--- start ---

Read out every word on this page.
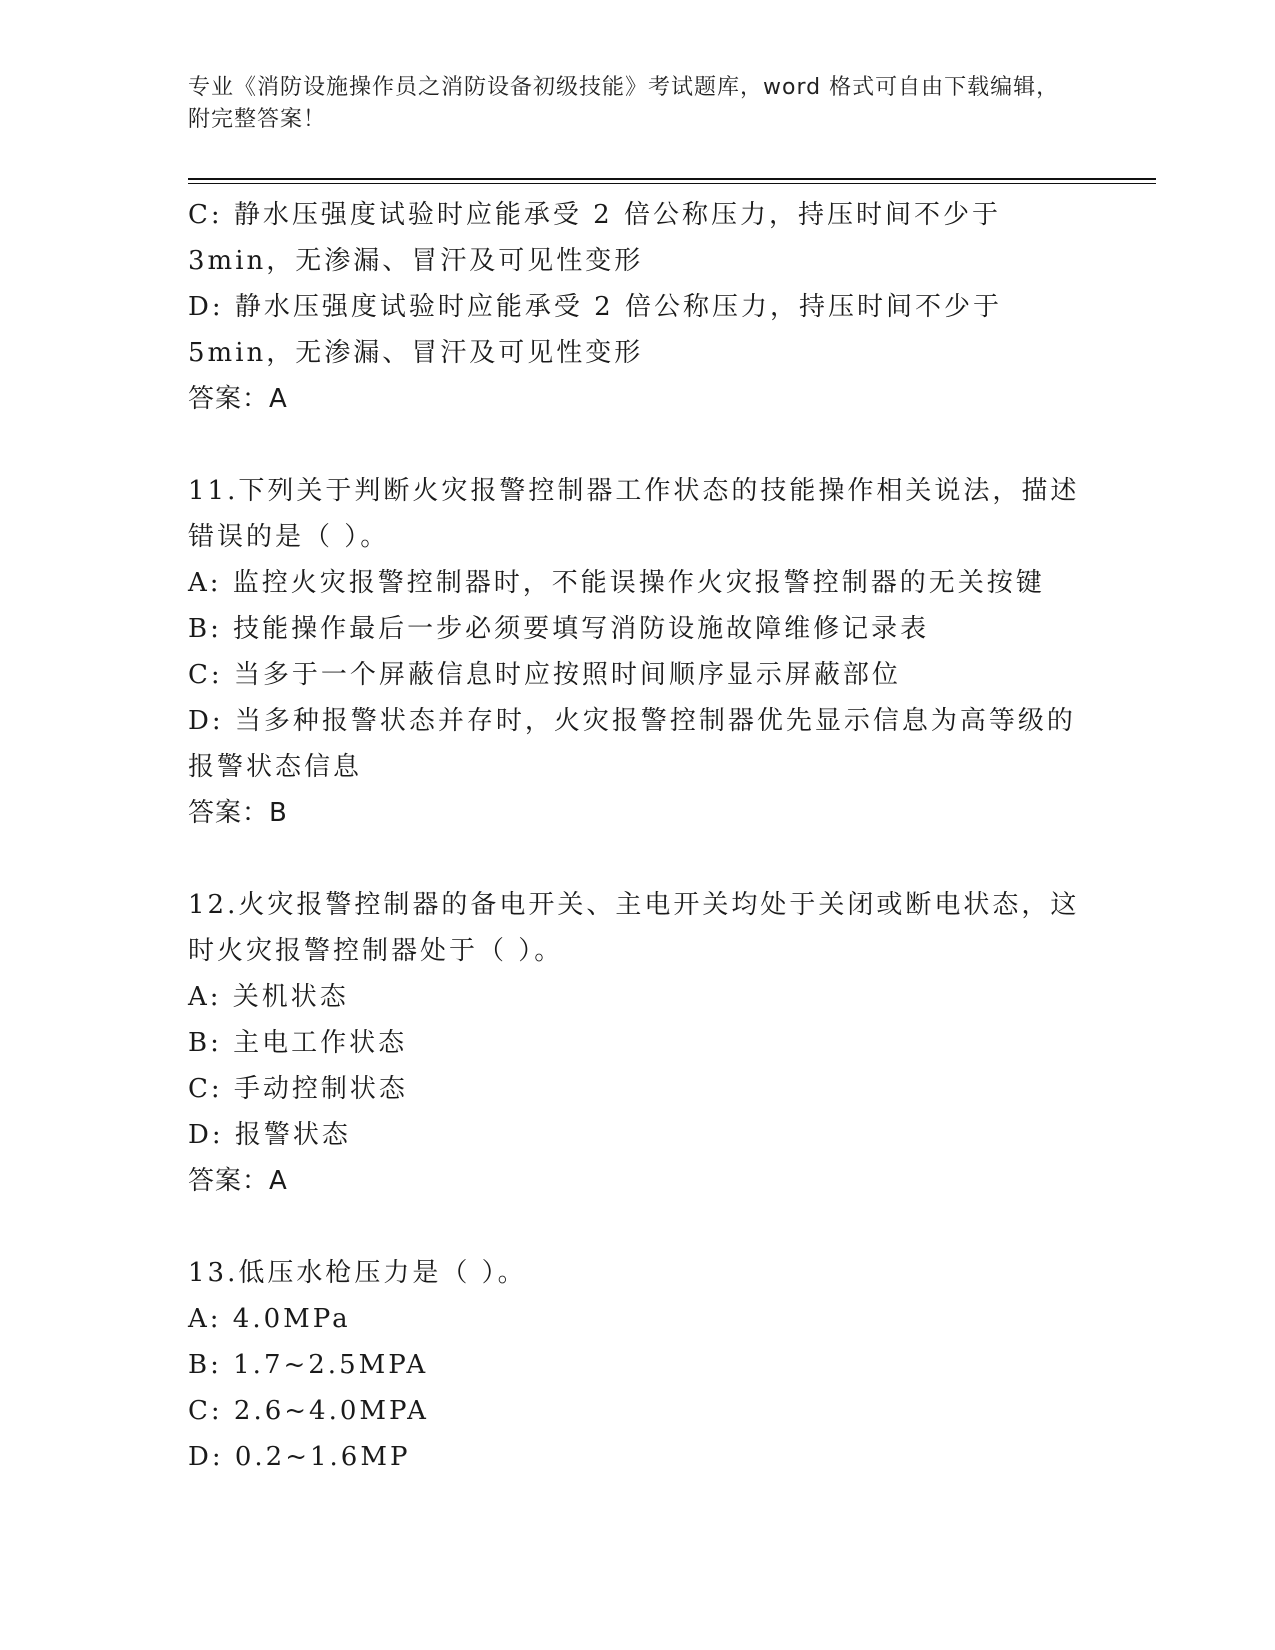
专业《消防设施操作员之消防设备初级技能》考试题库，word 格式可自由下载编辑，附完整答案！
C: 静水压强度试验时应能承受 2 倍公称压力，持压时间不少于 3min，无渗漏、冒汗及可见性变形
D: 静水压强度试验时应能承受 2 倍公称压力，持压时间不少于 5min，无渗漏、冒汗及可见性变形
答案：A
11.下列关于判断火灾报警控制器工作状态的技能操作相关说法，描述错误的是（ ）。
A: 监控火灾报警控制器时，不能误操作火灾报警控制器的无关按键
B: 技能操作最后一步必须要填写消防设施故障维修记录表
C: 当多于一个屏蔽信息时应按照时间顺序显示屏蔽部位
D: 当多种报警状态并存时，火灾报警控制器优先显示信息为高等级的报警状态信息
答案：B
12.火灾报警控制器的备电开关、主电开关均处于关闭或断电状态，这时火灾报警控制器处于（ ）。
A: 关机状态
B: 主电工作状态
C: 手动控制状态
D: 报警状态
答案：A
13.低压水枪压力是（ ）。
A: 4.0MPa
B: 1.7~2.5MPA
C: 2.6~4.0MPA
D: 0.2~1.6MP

--- end ---

**EXERCISE GOAL**. Could you repeat all of the material exactly? Pictures should not be copied.

**SOLUTION TO THIS EXERCISE**.
Read out every word on this page.
专业《消防设施操作员之消防设备初级技能》考试题库，word 格式可自由下载编辑，附完整答案！
C: 静水压强度试验时应能承受 2 倍公称压力，持压时间不少于 3min，无渗漏、冒汗及可见性变形
D: 静水压强度试验时应能承受 2 倍公称压力，持压时间不少于 5min，无渗漏、冒汗及可见性变形
答案：A
11.下列关于判断火灾报警控制器工作状态的技能操作相关说法，描述错误的是（ ）。
A: 监控火灾报警控制器时，不能误操作火灾报警控制器的无关按键
B: 技能操作最后一步必须要填写消防设施故障维修记录表
C: 当多于一个屏蔽信息时应按照时间顺序显示屏蔽部位
D: 当多种报警状态并存时，火灾报警控制器优先显示信息为高等级的报警状态信息
答案：B
12.火灾报警控制器的备电开关、主电开关均处于关闭或断电状态，这时火灾报警控制器处于（ ）。
A: 关机状态
B: 主电工作状态
C: 手动控制状态
D: 报警状态
答案：A
13.低压水枪压力是（ ）。
A: 4.0MPa
B: 1.7~2.5MPA
C: 2.6~4.0MPA
D: 0.2~1.6MP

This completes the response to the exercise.